YOUR OBJECTIVE: Return all lines in the material below that contain "badge".

Stored data entries:
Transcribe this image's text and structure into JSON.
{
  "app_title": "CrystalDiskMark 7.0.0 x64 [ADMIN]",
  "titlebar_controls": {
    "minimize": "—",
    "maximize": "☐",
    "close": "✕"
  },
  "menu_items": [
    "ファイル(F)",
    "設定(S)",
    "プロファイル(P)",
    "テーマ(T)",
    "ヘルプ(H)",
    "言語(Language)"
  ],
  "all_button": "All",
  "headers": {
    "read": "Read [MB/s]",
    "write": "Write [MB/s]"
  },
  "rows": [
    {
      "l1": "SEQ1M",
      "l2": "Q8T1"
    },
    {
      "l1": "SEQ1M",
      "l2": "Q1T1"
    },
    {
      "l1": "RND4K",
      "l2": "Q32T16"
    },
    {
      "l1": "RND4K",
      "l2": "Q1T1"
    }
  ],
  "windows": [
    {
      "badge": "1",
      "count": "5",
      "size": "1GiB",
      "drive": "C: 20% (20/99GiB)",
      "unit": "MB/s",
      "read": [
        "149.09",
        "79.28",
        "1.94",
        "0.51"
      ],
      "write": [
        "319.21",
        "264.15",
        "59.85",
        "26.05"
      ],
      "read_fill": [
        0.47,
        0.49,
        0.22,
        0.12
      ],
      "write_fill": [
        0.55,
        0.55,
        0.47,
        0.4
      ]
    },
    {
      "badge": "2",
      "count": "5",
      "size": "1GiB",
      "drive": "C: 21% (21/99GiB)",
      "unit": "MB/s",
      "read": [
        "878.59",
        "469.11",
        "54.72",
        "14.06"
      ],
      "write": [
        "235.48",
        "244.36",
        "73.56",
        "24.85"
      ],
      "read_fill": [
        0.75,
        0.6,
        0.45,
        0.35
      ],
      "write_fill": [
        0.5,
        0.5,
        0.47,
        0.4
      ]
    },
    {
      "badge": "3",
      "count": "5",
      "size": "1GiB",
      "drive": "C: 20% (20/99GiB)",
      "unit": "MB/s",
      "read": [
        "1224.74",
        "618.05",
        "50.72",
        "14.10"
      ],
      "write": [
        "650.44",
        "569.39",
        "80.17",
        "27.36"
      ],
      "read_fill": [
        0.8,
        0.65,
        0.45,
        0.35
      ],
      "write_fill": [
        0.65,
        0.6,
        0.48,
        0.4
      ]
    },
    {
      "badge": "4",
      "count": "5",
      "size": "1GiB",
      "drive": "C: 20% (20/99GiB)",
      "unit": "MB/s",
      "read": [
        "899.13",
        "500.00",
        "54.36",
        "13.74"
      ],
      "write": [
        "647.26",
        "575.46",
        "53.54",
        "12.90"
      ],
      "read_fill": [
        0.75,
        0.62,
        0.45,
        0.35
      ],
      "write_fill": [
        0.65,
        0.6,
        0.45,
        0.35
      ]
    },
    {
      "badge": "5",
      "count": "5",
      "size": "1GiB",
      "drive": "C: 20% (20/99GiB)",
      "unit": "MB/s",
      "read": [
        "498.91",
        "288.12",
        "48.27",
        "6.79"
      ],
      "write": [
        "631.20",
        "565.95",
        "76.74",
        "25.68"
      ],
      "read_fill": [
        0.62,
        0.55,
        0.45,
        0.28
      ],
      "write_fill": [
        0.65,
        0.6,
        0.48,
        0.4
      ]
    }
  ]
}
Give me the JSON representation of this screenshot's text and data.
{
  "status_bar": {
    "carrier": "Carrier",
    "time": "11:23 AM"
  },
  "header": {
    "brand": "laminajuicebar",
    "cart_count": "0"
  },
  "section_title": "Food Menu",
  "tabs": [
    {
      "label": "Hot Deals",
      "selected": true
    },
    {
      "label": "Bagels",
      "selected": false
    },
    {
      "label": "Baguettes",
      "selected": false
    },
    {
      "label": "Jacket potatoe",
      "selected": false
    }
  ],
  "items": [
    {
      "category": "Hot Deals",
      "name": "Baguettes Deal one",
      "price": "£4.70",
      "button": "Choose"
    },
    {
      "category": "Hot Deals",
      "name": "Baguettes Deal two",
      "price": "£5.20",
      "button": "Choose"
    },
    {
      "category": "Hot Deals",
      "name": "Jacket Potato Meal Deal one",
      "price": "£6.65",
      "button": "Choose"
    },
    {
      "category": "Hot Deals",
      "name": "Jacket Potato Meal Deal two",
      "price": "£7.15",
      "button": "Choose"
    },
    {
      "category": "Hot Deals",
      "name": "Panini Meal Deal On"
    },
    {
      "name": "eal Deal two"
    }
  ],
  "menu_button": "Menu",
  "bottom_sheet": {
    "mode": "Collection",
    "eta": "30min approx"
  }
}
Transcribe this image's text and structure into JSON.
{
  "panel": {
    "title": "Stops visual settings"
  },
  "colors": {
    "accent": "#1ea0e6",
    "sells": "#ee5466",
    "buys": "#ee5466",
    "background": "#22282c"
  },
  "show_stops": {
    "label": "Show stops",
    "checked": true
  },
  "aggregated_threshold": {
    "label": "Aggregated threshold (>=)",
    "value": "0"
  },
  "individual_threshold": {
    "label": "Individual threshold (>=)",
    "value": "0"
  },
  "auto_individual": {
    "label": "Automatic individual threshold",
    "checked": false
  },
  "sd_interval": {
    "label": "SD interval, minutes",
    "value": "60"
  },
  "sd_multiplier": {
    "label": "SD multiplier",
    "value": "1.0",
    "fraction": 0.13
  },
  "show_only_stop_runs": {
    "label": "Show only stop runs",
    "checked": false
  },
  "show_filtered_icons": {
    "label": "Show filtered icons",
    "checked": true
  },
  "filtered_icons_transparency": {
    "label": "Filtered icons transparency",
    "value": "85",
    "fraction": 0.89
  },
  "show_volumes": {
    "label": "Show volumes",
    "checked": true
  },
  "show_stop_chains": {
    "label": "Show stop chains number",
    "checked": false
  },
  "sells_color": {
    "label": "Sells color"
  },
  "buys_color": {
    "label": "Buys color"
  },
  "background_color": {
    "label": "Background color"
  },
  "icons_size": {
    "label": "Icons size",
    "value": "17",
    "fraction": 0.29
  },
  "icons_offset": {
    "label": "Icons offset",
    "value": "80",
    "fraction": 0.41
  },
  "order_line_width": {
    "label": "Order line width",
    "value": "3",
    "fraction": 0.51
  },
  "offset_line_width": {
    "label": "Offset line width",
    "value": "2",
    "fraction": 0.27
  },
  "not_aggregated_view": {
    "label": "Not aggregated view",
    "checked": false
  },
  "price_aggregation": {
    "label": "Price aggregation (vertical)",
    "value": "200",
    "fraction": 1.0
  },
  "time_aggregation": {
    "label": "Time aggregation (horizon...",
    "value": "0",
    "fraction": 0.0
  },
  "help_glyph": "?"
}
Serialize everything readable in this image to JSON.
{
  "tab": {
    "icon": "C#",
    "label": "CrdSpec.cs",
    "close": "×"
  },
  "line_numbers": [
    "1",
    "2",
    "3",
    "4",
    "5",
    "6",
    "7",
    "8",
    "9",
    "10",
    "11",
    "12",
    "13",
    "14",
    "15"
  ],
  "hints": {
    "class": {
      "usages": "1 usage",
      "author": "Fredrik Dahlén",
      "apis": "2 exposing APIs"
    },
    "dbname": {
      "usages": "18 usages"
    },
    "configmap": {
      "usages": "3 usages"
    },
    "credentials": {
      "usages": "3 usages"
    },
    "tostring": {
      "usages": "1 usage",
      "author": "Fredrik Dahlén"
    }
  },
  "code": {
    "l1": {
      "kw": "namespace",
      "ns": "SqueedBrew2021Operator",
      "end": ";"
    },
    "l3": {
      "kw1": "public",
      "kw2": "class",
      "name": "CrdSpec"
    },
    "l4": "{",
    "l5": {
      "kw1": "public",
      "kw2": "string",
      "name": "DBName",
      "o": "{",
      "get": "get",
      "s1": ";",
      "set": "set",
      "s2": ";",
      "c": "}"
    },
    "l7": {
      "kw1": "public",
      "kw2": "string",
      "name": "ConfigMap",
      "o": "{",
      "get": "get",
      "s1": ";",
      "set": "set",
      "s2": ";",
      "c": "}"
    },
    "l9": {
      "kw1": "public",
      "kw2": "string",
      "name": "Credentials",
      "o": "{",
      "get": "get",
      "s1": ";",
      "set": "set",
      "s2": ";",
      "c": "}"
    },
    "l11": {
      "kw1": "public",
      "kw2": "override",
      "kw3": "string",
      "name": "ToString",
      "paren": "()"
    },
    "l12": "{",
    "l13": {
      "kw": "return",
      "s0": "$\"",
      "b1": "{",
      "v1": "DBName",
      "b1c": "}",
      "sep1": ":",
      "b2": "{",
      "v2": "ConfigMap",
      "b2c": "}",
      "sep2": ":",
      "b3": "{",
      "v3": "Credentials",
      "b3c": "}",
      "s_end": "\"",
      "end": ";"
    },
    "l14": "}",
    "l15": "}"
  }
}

TASK ANSWER:
      "badge": "1",
      "badge": "2",
      "badge": "3",
      "badge": "4",
      "badge": "5",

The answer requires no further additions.